◆ **AIM**:
All of the entries must be reproduced exactly, with no images carried over.

◆ **TASK INPUTS**:

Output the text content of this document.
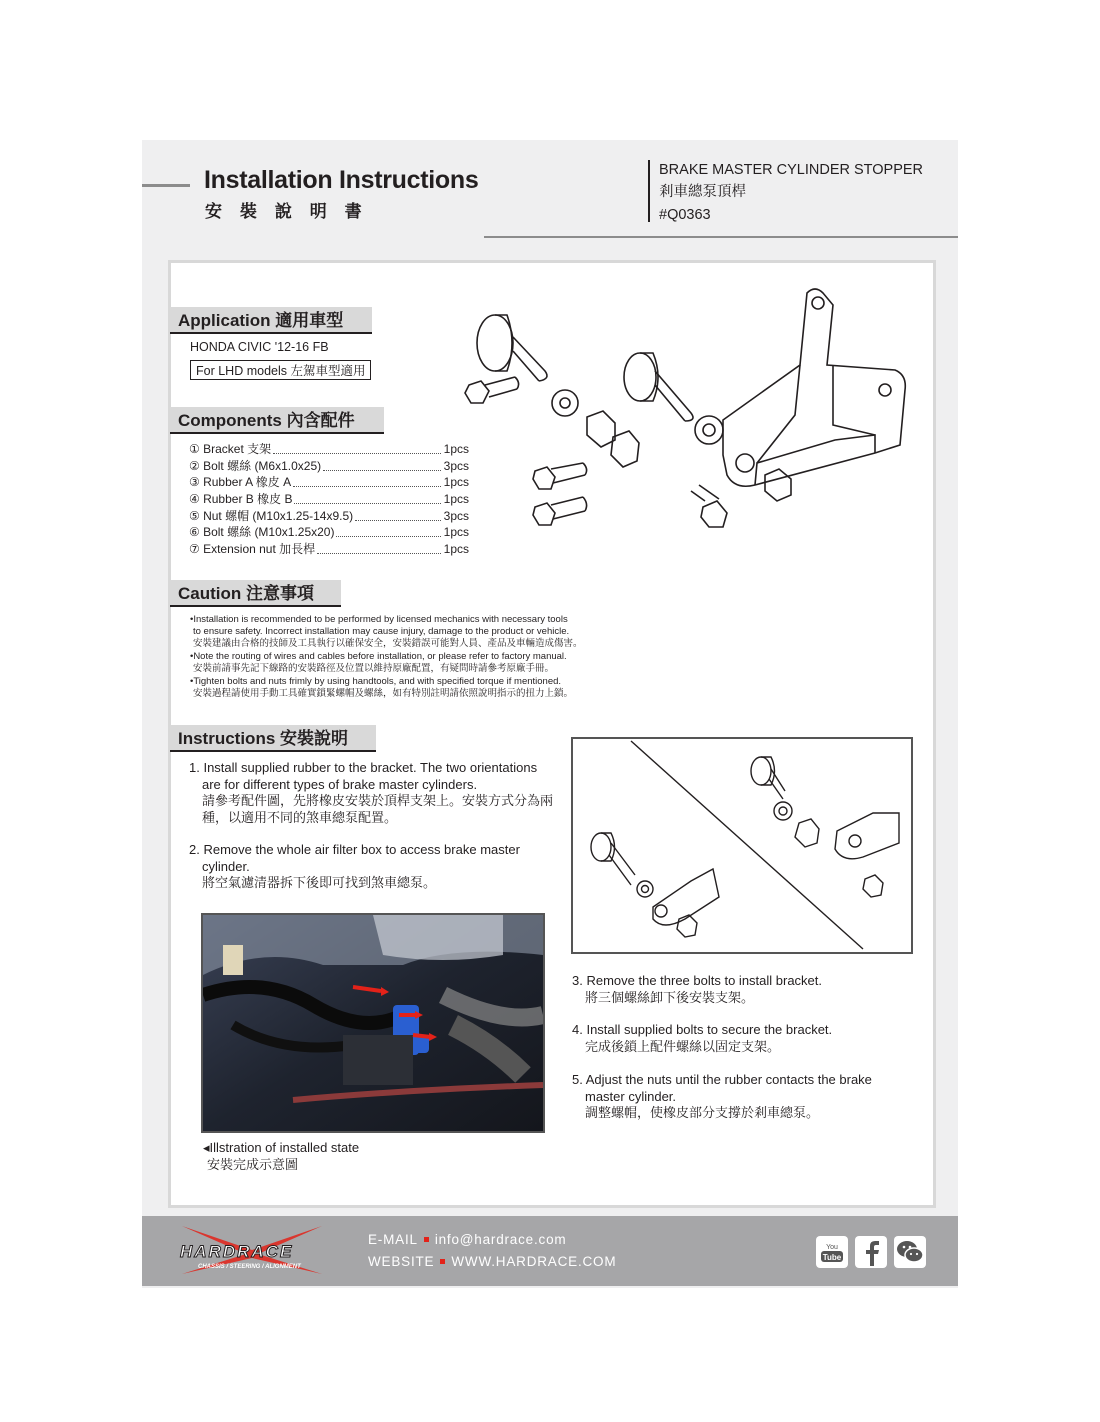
Installation Instructions
安 裝 說 明 書
BRAKE MASTER CYLINDER STOPPER
剎車總泵頂桿
#Q0363
Application 適用車型
HONDA CIVIC '12-16 FB
For LHD models 左駕車型適用
Components 內含配件
① Bracket 支架	1pcs
② Bolt 螺絲 (M6x1.0x25)	3pcs
③ Rubber A 橡皮 A	1pcs
④ Rubber B 橡皮 B	1pcs
⑤ Nut 螺帽 (M10x1.25-14x9.5)	3pcs
⑥ Bolt 螺絲 (M10x1.25x20)	1pcs
⑦ Extension nut 加長桿	1pcs
Caution 注意事項
•Installation is recommended to be performed by licensed mechanics with necessary tools
to ensure safety. Incorrect installation may cause injury, damage to the product or vehicle.
安裝建議由合格的技師及工具執行以確保安全，安裝錯誤可能對人員、產品及車輛造成傷害。
•Note the routing of wires and cables before installation, or please refer to factory manual.
安裝前請事先記下線路的安裝路徑及位置以維持原廠配置，有疑問時請參考原廠手冊。
•Tighten bolts and nuts frimly by using handtools, and with specified torque if mentioned.
安裝過程請使用手動工具確實鎖緊螺帽及螺絲，如有特別註明請依照說明指示的扭力上鎖。
Instructions 安裝說明
1. Install supplied rubber to the bracket. The two orientations
are for different types of brake master cylinders.
請參考配件圖，先將橡皮安裝於頂桿支架上。安裝方式分為兩
種，以適用不同的煞車總泵配置。
2. Remove the whole air filter box to access brake master
cylinder.
將空氣濾清器拆下後即可找到煞車總泵。
◂Illstration of installed state
安裝完成示意圖
3. Remove the three bolts to install bracket.
將三個螺絲卸下後安裝支架。
4. Install supplied bolts to secure the bracket.
完成後鎖上配件螺絲以固定支架。
5. Adjust the nuts until the rubber contacts the brake
master cylinder.
調整螺帽，使橡皮部分支撐於剎車總泵。
HARDRACE
CHASSIS / STEERING / ALIGNMENT
E-MAIL info@hardrace.com
WEBSITE WWW.HARDRACE.COM
You
Tube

◆ **COMPLETED TASK**:
Output the text content of this document.
Installation Instructions
安 裝 說 明 書
BRAKE MASTER CYLINDER STOPPER
剎車總泵頂桿
#Q0363
Application 適用車型
HONDA CIVIC '12-16 FB
For LHD models 左駕車型適用
Components 內含配件
① Bracket 支架	1pcs
② Bolt 螺絲 (M6x1.0x25)	3pcs
③ Rubber A 橡皮 A	1pcs
④ Rubber B 橡皮 B	1pcs
⑤ Nut 螺帽 (M10x1.25-14x9.5)	3pcs
⑥ Bolt 螺絲 (M10x1.25x20)	1pcs
⑦ Extension nut 加長桿	1pcs
Caution 注意事項
•Installation is recommended to be performed by licensed mechanics with necessary tools
to ensure safety. Incorrect installation may cause injury, damage to the product or vehicle.
安裝建議由合格的技師及工具執行以確保安全，安裝錯誤可能對人員、產品及車輛造成傷害。
•Note the routing of wires and cables before installation, or please refer to factory manual.
安裝前請事先記下線路的安裝路徑及位置以維持原廠配置，有疑問時請參考原廠手冊。
•Tighten bolts and nuts frimly by using handtools, and with specified torque if mentioned.
安裝過程請使用手動工具確實鎖緊螺帽及螺絲，如有特別註明請依照說明指示的扭力上鎖。
Instructions 安裝說明
1. Install supplied rubber to the bracket. The two orientations
are for different types of brake master cylinders.
請參考配件圖，先將橡皮安裝於頂桿支架上。安裝方式分為兩
種，以適用不同的煞車總泵配置。
2. Remove the whole air filter box to access brake master
cylinder.
將空氣濾清器拆下後即可找到煞車總泵。
◂Illstration of installed state
安裝完成示意圖
3. Remove the three bolts to install bracket.
將三個螺絲卸下後安裝支架。
4. Install supplied bolts to secure the bracket.
完成後鎖上配件螺絲以固定支架。
5. Adjust the nuts until the rubber contacts the brake
master cylinder.
調整螺帽，使橡皮部分支撐於剎車總泵。
HARDRACE
CHASSIS / STEERING / ALIGNMENT
E-MAIL info@hardrace.com
WEBSITE WWW.HARDRACE.COM
You
Tube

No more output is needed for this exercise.